■ TASK DIRECTIONS ■
Find the lines below that contain the string "Portuguese". Copy each one.

■ GIVEN ENTRIES ■
⟨
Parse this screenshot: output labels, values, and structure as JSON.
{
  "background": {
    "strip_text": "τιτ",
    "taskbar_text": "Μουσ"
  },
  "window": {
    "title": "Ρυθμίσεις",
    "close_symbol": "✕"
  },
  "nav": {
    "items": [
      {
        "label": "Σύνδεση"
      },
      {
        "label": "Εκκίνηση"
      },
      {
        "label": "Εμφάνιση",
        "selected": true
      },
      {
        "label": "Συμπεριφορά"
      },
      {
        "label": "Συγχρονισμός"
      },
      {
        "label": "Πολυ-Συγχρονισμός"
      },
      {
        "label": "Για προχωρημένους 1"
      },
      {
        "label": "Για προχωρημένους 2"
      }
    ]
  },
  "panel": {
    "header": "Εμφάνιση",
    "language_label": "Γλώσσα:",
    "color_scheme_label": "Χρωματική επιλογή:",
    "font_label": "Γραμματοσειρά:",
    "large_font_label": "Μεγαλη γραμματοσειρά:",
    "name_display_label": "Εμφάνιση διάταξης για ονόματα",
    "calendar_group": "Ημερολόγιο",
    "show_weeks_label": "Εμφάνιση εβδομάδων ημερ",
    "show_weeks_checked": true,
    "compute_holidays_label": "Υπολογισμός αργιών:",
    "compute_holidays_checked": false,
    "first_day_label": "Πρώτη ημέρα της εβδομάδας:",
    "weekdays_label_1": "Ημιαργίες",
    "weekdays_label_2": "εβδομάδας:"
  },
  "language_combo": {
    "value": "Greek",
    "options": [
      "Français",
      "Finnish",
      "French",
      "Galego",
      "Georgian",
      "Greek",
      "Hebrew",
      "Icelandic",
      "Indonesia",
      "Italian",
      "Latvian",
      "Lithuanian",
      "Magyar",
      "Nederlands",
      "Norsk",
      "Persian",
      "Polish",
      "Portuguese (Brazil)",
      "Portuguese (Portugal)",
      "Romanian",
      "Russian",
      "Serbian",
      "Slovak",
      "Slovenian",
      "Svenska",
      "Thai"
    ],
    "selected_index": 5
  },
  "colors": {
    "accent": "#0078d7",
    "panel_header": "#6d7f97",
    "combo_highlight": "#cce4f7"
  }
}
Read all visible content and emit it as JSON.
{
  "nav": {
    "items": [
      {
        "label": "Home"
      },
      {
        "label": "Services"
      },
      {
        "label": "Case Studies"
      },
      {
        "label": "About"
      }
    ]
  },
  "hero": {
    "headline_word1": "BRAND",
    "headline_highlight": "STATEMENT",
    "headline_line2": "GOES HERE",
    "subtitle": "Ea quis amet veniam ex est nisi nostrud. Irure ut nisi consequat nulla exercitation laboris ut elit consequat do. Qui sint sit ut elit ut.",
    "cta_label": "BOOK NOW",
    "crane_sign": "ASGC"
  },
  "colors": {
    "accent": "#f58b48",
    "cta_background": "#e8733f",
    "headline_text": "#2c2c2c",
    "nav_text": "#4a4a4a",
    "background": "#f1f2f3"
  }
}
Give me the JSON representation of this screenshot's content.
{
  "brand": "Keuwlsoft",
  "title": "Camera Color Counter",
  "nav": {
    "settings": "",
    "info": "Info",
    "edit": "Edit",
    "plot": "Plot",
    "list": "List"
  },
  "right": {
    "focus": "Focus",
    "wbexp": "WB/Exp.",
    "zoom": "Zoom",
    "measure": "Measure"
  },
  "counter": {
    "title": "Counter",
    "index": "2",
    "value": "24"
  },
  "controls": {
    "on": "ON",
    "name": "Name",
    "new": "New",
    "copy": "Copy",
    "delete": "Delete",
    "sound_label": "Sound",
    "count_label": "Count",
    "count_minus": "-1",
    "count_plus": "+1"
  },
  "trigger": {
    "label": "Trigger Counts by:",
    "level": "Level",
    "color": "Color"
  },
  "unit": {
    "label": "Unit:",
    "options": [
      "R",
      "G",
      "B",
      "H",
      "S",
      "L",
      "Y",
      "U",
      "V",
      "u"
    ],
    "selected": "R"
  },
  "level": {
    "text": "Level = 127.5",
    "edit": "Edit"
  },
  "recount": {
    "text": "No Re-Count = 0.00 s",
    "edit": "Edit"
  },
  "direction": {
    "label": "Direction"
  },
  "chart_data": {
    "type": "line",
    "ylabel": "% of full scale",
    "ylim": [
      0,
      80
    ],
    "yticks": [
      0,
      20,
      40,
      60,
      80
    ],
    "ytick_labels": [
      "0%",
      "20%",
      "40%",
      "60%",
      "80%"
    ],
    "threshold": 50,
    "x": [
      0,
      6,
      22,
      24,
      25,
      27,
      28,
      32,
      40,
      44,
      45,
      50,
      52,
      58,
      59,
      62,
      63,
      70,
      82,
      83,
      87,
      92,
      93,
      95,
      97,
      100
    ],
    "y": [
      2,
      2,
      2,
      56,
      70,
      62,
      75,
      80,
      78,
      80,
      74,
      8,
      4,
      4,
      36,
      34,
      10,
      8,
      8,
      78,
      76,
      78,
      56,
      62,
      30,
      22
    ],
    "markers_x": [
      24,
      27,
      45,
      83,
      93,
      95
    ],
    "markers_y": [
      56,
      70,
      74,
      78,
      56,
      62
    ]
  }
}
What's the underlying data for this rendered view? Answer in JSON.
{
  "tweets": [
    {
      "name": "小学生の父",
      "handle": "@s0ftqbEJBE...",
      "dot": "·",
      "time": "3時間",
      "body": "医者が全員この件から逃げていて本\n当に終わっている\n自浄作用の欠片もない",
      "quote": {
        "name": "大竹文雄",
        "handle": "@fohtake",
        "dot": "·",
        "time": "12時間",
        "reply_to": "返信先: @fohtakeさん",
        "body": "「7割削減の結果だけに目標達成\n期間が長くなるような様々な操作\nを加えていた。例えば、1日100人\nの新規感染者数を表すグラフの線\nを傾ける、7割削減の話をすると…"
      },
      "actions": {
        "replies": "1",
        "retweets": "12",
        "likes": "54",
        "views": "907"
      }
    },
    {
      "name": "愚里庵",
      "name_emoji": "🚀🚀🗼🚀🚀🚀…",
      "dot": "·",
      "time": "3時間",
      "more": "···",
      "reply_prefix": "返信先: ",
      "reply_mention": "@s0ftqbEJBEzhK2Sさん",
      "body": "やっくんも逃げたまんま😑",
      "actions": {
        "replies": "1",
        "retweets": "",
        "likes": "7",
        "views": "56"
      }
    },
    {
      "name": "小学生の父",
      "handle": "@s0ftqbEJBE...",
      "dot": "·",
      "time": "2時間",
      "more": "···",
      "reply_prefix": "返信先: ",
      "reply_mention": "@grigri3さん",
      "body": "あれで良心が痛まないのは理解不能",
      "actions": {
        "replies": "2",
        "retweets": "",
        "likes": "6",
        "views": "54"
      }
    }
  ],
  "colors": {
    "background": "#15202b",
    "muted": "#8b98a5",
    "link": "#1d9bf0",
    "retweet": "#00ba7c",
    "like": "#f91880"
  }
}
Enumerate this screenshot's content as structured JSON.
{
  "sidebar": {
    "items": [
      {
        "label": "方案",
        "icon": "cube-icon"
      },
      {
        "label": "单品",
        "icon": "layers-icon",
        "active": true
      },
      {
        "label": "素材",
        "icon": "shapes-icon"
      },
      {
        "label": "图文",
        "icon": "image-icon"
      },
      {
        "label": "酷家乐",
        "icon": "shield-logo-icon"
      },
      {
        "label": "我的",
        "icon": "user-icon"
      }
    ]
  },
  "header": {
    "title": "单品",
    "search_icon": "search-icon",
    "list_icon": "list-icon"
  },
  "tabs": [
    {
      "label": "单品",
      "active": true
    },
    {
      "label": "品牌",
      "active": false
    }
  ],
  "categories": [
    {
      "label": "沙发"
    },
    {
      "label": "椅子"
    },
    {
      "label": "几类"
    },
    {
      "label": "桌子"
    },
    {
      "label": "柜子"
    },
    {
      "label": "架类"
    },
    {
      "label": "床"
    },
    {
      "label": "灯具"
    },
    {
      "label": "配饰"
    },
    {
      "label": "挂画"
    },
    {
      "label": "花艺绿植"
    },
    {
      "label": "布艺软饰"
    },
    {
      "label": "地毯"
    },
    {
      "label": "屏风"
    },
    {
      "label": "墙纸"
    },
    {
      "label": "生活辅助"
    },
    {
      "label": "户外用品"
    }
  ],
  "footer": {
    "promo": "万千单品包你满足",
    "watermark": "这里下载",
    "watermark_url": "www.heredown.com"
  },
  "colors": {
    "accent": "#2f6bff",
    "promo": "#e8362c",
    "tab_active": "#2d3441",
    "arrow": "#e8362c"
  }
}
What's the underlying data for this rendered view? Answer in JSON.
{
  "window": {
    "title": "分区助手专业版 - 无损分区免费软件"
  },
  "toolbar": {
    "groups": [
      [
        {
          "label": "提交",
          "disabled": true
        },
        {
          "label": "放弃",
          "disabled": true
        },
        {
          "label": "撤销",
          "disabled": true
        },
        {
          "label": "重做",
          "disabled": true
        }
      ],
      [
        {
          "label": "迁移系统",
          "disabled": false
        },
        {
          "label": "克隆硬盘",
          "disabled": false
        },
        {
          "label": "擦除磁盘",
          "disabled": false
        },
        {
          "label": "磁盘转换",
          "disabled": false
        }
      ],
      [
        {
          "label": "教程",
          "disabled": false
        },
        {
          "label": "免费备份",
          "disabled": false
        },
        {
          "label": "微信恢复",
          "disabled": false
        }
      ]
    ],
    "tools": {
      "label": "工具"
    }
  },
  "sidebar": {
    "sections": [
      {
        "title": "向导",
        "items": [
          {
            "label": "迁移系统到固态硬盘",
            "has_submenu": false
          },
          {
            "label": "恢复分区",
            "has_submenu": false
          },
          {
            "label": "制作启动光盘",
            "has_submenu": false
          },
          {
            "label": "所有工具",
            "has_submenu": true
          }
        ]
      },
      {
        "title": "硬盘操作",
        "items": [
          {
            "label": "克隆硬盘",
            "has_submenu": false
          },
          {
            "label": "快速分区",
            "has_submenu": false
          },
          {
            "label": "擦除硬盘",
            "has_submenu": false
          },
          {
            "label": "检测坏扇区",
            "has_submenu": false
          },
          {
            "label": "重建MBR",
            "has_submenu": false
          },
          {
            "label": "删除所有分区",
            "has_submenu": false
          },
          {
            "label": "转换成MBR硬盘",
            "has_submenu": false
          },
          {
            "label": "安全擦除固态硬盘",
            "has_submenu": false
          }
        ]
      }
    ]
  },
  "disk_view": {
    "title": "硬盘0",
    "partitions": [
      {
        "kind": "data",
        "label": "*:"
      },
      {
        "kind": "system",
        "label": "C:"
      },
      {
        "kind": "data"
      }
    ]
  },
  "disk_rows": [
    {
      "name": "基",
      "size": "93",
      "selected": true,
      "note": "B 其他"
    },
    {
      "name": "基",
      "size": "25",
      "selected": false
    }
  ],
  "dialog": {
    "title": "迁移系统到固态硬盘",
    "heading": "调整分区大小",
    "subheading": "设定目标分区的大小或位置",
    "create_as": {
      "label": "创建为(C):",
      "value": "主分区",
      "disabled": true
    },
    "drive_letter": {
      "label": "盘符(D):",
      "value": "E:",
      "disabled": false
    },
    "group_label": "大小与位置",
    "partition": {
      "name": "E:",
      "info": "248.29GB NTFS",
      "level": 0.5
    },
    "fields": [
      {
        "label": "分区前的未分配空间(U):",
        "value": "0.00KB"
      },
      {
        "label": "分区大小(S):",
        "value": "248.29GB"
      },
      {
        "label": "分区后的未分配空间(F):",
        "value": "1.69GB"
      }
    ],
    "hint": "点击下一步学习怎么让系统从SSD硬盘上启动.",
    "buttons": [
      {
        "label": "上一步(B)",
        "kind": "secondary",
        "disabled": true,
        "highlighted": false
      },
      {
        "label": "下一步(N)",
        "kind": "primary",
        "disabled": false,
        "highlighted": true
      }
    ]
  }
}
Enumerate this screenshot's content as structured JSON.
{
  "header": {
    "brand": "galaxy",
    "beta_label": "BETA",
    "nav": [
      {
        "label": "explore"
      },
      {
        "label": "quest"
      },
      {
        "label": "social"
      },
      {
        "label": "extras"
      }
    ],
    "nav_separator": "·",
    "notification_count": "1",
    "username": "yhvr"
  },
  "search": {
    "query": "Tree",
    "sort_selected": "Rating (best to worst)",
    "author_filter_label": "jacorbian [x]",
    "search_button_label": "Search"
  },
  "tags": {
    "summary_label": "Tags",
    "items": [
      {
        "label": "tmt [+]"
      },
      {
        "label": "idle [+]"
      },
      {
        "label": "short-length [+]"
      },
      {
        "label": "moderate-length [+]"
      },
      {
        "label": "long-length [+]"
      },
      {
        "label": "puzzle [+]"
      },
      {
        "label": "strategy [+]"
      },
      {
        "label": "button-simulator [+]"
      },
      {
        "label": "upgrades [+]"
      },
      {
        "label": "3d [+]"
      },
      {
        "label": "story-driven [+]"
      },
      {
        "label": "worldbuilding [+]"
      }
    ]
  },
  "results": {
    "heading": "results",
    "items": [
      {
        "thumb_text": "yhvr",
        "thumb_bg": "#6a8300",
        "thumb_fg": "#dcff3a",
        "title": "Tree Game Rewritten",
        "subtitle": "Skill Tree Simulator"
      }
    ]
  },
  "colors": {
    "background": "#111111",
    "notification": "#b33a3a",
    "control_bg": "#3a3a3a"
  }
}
⟩
■ WRITTEN SOLUTION ■
      "Portuguese (Brazil)",
      "Portuguese (Portugal)",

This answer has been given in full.